_EXERCISE PROMPT_.
Copy, from the entries below, each line in which the string "this" appears.

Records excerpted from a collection
----

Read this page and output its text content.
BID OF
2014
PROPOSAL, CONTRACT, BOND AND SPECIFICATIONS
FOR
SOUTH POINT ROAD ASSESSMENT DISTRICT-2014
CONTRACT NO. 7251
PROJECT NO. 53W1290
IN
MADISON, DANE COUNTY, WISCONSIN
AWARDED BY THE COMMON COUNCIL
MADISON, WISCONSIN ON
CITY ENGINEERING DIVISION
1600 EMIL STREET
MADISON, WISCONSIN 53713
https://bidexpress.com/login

----

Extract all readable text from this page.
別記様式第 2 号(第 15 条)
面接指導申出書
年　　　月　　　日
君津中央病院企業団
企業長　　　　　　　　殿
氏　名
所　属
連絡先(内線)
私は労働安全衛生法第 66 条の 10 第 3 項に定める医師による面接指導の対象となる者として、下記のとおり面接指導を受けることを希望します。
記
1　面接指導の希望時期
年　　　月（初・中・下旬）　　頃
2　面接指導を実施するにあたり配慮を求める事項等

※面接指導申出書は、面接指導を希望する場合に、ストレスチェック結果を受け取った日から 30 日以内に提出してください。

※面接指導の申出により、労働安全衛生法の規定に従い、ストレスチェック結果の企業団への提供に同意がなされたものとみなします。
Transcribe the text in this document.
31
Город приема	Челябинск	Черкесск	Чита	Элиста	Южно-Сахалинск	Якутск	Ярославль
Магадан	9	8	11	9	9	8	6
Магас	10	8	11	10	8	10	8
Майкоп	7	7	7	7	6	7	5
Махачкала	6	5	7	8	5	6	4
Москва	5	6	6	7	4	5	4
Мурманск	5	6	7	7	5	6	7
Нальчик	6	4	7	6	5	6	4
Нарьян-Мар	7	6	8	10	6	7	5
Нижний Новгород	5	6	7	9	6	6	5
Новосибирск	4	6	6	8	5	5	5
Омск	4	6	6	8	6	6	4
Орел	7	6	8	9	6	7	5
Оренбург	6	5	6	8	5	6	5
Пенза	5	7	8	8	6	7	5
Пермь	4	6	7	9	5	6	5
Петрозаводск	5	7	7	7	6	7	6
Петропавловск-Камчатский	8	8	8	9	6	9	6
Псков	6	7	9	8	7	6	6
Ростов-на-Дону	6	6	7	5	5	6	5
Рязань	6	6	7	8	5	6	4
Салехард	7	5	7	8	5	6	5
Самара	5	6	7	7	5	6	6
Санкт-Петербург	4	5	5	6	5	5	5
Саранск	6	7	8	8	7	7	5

----

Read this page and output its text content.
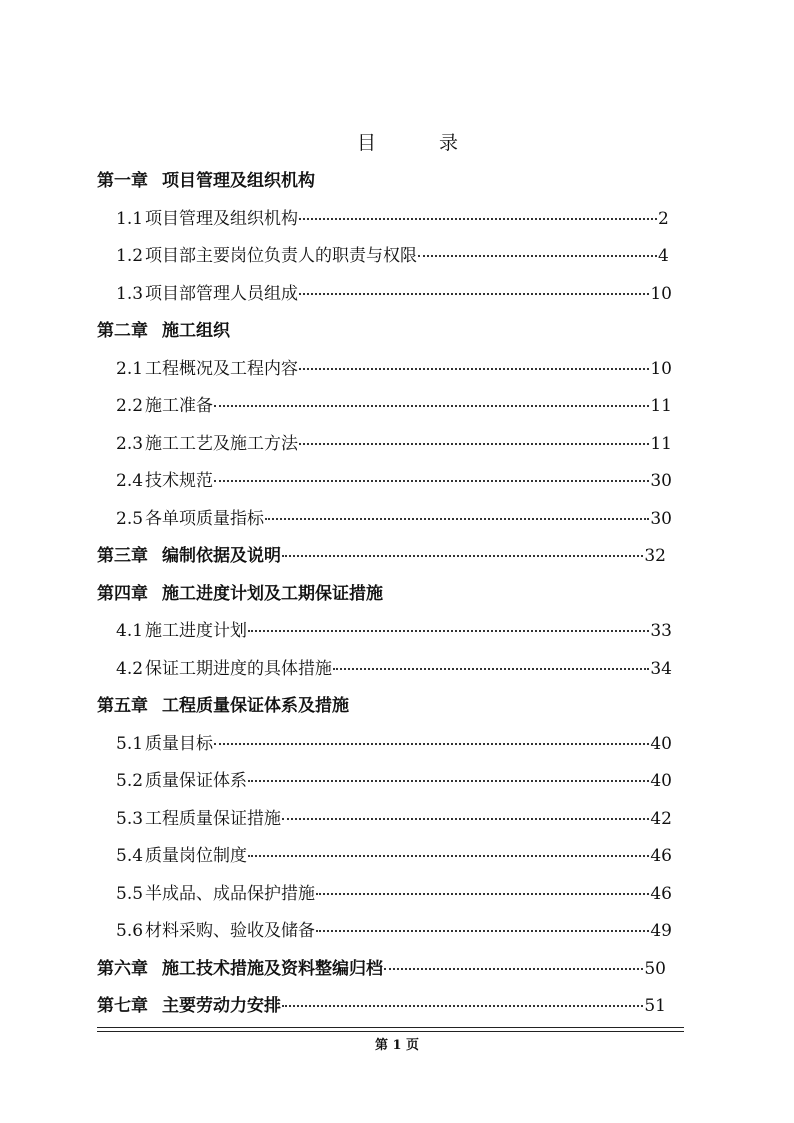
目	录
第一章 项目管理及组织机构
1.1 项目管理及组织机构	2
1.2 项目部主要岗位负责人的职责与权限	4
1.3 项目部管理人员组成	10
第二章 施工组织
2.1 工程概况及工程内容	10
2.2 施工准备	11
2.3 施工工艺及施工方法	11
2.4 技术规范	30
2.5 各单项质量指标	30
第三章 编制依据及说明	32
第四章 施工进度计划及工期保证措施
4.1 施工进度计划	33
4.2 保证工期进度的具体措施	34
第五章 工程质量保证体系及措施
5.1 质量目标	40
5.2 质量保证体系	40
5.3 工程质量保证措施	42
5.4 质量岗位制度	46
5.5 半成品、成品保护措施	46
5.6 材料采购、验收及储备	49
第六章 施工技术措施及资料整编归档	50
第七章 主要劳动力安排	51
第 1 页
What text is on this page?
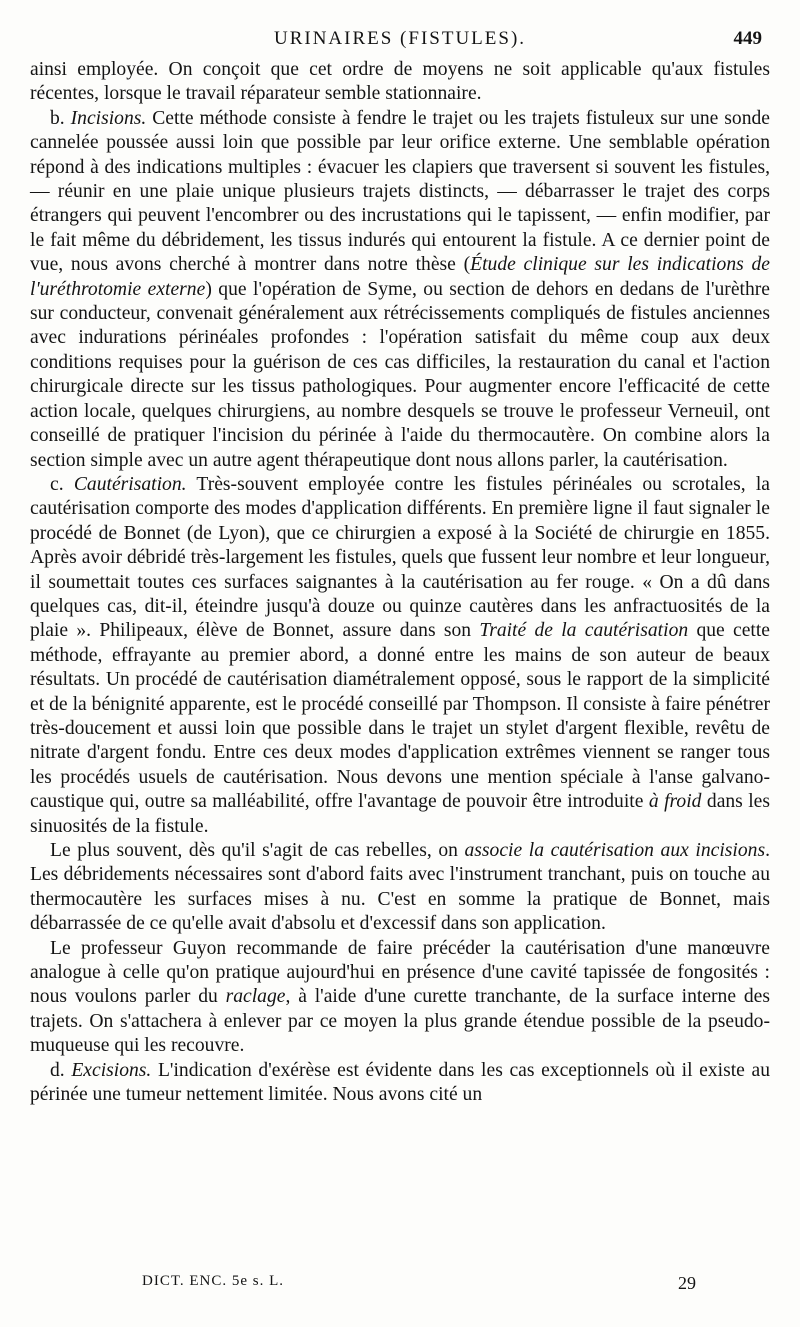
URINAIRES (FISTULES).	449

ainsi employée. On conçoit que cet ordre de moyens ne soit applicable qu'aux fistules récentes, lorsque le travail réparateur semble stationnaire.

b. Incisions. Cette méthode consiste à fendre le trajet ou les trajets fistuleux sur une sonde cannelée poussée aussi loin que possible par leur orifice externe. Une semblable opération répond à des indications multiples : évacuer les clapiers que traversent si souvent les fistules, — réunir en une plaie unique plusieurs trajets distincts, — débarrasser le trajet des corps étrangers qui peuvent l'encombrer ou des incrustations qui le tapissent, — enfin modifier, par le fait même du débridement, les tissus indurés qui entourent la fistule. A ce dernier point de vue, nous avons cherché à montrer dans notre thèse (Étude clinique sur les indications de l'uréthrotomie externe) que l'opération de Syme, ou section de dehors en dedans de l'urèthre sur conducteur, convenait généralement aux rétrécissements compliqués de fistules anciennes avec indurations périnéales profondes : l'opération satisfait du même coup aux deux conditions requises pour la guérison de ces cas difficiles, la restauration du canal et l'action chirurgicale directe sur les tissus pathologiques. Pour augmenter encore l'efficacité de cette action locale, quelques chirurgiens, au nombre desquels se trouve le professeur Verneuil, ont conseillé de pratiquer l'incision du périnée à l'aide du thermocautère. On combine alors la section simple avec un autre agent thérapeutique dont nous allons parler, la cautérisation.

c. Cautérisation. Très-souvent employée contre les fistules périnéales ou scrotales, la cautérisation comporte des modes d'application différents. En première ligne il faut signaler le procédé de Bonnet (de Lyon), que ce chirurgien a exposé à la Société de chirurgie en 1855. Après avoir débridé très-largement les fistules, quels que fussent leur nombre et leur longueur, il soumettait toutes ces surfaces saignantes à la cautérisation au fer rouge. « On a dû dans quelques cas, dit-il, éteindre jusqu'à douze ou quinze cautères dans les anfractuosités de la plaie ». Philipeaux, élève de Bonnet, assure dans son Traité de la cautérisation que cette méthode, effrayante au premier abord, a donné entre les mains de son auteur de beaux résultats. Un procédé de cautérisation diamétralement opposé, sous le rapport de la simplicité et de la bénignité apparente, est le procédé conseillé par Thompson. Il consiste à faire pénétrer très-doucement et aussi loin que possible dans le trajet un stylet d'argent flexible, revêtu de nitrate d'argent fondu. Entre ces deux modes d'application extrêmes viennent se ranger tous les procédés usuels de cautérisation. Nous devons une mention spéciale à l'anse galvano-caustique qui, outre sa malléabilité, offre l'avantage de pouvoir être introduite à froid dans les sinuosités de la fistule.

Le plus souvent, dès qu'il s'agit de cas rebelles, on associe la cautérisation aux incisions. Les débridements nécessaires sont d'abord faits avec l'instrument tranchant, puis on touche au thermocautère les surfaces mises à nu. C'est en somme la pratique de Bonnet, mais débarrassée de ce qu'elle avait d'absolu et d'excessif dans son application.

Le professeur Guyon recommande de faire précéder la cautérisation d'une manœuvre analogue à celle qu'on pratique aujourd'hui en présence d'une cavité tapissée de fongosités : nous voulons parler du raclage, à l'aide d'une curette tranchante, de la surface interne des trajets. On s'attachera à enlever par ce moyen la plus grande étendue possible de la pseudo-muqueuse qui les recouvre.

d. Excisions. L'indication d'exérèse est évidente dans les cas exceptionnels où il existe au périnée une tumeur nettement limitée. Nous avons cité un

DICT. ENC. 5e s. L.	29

----

_EXERCISE RESPONSE_.
Read this page and output its text content.
Extract all readable text from this page.
Transcribe the text in this document.
Read this page and output its text content.
What text is on this page?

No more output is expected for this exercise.